── Supplied records

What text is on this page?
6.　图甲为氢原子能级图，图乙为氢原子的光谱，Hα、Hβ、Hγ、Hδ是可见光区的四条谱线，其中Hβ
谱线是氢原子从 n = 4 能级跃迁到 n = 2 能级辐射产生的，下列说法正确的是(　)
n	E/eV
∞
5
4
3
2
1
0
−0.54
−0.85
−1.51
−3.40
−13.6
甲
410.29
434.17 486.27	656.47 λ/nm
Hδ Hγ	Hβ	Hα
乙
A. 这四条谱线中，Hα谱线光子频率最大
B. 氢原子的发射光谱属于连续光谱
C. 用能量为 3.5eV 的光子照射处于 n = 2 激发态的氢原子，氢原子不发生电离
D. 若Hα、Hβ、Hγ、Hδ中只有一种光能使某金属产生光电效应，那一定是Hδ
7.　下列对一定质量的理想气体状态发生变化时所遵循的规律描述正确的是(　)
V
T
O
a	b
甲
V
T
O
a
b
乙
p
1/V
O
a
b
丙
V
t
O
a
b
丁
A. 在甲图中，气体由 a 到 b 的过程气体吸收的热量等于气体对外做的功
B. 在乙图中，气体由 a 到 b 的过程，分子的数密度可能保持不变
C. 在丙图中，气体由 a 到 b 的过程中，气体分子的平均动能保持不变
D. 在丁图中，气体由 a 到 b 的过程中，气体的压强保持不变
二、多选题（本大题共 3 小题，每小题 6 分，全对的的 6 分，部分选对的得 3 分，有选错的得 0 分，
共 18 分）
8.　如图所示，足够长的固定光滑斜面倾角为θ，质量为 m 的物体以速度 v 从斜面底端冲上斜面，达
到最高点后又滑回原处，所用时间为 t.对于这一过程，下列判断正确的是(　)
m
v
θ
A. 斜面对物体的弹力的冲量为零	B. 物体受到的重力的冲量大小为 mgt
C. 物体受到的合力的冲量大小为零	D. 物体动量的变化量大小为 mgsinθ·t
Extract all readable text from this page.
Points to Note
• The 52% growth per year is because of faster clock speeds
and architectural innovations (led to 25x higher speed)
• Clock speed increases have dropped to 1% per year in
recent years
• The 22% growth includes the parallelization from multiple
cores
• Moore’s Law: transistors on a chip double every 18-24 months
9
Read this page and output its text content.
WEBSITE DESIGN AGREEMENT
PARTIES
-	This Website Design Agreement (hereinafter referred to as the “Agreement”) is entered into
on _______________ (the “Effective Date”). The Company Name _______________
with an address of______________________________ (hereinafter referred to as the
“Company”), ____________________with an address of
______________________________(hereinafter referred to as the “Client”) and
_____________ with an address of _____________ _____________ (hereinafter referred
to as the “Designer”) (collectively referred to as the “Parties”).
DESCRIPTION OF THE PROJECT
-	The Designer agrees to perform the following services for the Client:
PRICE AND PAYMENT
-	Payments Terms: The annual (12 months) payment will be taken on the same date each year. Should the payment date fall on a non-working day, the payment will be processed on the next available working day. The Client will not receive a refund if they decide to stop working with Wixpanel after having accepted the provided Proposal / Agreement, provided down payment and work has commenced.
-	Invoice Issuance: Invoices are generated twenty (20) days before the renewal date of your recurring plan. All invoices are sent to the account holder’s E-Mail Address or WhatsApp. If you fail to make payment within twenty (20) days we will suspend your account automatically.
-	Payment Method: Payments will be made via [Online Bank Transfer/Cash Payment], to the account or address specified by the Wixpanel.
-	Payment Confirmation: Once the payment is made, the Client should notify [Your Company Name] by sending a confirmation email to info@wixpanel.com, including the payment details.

────

#### [Task prompt]
Repeat the entries exactly, all of them.

#### [Right answer]
What text is on this page?
6.　图甲为氢原子能级图，图乙为氢原子的光谱，Hα、Hβ、Hγ、Hδ是可见光区的四条谱线，其中Hβ
谱线是氢原子从 n = 4 能级跃迁到 n = 2 能级辐射产生的，下列说法正确的是(　)
n	E/eV
∞
5
4
3
2
1
0
−0.54
−0.85
−1.51
−3.40
−13.6
甲
410.29
434.17 486.27	656.47 λ/nm
Hδ Hγ	Hβ	Hα
乙
A. 这四条谱线中，Hα谱线光子频率最大
B. 氢原子的发射光谱属于连续光谱
C. 用能量为 3.5eV 的光子照射处于 n = 2 激发态的氢原子，氢原子不发生电离
D. 若Hα、Hβ、Hγ、Hδ中只有一种光能使某金属产生光电效应，那一定是Hδ
7.　下列对一定质量的理想气体状态发生变化时所遵循的规律描述正确的是(　)
V
T
O
a	b
甲
V
T
O
a
b
乙
p
1/V
O
a
b
丙
V
t
O
a
b
丁
A. 在甲图中，气体由 a 到 b 的过程气体吸收的热量等于气体对外做的功
B. 在乙图中，气体由 a 到 b 的过程，分子的数密度可能保持不变
C. 在丙图中，气体由 a 到 b 的过程中，气体分子的平均动能保持不变
D. 在丁图中，气体由 a 到 b 的过程中，气体的压强保持不变
二、多选题（本大题共 3 小题，每小题 6 分，全对的的 6 分，部分选对的得 3 分，有选错的得 0 分，
共 18 分）
8.　如图所示，足够长的固定光滑斜面倾角为θ，质量为 m 的物体以速度 v 从斜面底端冲上斜面，达
到最高点后又滑回原处，所用时间为 t.对于这一过程，下列判断正确的是(　)
m
v
θ
A. 斜面对物体的弹力的冲量为零	B. 物体受到的重力的冲量大小为 mgt
C. 物体受到的合力的冲量大小为零	D. 物体动量的变化量大小为 mgsinθ·t
Extract all readable text from this page.
Points to Note
• The 52% growth per year is because of faster clock speeds
and architectural innovations (led to 25x higher speed)
• Clock speed increases have dropped to 1% per year in
recent years
• The 22% growth includes the parallelization from multiple
cores
• Moore’s Law: transistors on a chip double every 18-24 months
9
Read this page and output its text content.
WEBSITE DESIGN AGREEMENT
PARTIES
-	This Website Design Agreement (hereinafter referred to as the “Agreement”) is entered into
on _______________ (the “Effective Date”). The Company Name _______________
with an address of______________________________ (hereinafter referred to as the
“Company”), ____________________with an address of
______________________________(hereinafter referred to as the “Client”) and
_____________ with an address of _____________ _____________ (hereinafter referred
to as the “Designer”) (collectively referred to as the “Parties”).
DESCRIPTION OF THE PROJECT
-	The Designer agrees to perform the following services for the Client:
PRICE AND PAYMENT
-	Payments Terms: The annual (12 months) payment will be taken on the same date each year. Should the payment date fall on a non-working day, the payment will be processed on the next available working day. The Client will not receive a refund if they decide to stop working with Wixpanel after having accepted the provided Proposal / Agreement, provided down payment and work has commenced.
-	Invoice Issuance: Invoices are generated twenty (20) days before the renewal date of your recurring plan. All invoices are sent to the account holder’s E-Mail Address or WhatsApp. If you fail to make payment within twenty (20) days we will suspend your account automatically.
-	Payment Method: Payments will be made via [Online Bank Transfer/Cash Payment], to the account or address specified by the Wixpanel.
-	Payment Confirmation: Once the payment is made, the Client should notify [Your Company Name] by sending a confirmation email to info@wixpanel.com, including the payment details.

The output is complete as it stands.